#### [SHORT EXERCISE]
Recast the items as a Markdown table with the columns Entry No. and Text: begin at the first line of the items and stop after the line that contains "svg-text:7: 7 [584, 1451, 587, 1456]", numbering each row and leaving out blank lines.

-------------------------

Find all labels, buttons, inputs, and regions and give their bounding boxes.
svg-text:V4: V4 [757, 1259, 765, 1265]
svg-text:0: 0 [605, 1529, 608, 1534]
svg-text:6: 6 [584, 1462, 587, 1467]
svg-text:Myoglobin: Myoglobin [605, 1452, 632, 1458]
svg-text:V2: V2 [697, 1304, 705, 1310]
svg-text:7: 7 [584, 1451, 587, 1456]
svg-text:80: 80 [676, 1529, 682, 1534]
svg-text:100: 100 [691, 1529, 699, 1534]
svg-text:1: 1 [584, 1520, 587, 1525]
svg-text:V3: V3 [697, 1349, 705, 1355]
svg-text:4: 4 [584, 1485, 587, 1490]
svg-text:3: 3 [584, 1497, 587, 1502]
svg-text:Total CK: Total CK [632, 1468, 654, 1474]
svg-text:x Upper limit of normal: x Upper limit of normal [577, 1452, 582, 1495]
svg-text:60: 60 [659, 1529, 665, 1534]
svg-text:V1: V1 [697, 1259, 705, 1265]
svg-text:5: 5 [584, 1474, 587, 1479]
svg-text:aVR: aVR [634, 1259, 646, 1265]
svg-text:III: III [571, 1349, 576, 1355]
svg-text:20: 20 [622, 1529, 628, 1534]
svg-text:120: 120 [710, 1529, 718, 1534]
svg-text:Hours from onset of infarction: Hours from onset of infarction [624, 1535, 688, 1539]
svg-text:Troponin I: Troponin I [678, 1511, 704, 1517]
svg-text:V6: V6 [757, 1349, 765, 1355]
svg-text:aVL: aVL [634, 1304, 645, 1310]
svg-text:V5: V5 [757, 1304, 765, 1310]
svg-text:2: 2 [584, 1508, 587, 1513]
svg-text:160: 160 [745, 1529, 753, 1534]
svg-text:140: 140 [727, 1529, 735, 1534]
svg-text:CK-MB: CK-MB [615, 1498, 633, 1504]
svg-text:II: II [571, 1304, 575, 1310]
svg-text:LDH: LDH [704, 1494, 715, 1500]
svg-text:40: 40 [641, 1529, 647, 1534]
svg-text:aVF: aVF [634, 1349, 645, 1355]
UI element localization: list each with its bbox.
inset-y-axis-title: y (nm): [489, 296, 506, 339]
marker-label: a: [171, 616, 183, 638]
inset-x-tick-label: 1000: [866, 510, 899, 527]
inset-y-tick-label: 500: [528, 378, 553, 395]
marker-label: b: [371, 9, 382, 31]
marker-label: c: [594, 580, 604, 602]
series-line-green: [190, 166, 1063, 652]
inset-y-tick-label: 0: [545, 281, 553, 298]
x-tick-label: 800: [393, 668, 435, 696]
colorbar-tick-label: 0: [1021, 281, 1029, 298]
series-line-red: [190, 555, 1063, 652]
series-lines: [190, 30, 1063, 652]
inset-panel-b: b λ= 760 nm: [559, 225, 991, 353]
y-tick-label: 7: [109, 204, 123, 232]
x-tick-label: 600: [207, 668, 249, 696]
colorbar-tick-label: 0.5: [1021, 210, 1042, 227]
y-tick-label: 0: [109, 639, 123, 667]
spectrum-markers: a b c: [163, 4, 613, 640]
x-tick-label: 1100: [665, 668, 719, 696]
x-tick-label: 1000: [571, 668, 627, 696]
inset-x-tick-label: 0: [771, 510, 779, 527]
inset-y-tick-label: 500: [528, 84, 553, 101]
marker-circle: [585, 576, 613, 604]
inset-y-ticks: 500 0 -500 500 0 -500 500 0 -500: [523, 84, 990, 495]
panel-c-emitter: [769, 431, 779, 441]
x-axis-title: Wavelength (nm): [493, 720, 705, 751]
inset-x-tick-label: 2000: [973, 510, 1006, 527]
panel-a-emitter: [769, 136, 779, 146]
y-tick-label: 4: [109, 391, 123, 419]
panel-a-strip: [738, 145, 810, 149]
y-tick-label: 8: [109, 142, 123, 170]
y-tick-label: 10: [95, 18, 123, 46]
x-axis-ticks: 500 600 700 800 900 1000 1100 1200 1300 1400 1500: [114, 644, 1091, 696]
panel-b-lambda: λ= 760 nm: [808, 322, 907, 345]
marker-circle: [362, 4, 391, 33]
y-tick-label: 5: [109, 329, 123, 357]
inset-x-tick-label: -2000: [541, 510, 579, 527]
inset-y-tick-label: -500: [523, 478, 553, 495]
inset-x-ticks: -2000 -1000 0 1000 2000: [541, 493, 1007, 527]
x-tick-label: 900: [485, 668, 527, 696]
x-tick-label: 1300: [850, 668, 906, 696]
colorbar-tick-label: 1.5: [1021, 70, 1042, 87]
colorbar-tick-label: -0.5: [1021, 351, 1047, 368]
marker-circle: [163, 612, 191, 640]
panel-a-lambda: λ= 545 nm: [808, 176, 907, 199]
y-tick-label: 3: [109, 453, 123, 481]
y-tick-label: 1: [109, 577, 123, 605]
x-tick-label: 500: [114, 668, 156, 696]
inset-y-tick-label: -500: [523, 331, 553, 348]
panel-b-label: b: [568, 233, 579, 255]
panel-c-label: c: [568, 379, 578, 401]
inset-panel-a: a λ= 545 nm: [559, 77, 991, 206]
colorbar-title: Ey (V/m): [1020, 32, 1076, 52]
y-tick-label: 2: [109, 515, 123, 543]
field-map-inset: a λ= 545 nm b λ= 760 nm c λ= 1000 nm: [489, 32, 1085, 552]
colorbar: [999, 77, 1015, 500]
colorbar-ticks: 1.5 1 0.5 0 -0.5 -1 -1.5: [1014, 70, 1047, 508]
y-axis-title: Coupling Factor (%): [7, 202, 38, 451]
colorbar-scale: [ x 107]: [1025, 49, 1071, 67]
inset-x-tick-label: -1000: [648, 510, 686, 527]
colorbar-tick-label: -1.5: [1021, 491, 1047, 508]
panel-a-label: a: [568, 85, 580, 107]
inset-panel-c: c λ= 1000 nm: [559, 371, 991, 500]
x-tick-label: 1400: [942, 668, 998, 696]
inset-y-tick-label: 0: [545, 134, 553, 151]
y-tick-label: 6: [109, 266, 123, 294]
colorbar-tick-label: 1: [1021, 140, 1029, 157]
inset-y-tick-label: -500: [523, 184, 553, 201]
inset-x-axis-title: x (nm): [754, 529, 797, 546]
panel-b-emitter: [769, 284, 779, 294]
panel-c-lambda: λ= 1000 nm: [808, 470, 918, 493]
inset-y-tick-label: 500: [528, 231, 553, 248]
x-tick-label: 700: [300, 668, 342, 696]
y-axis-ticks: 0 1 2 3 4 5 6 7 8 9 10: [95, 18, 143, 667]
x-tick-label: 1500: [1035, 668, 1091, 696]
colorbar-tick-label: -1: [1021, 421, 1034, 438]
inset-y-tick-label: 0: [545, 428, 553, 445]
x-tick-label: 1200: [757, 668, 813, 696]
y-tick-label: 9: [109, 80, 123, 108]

-------------------------

#### [OUTPUT]
| Entry No. | Text |
|---|---|
| 1 | Find all labels, buttons, inputs, and regions and give their bounding boxes. |
| 2 | svg-text:V4: V4 [757, 1259, 765, 1265] |
| 3 | svg-text:0: 0 [605, 1529, 608, 1534] |
| 4 | svg-text:6: 6 [584, 1462, 587, 1467] |
| 5 | svg-text:Myoglobin: Myoglobin [605, 1452, 632, 1458] |
| 6 | svg-text:V2: V2 [697, 1304, 705, 1310] |
| 7 | svg-text:7: 7 [584, 1451, 587, 1456] |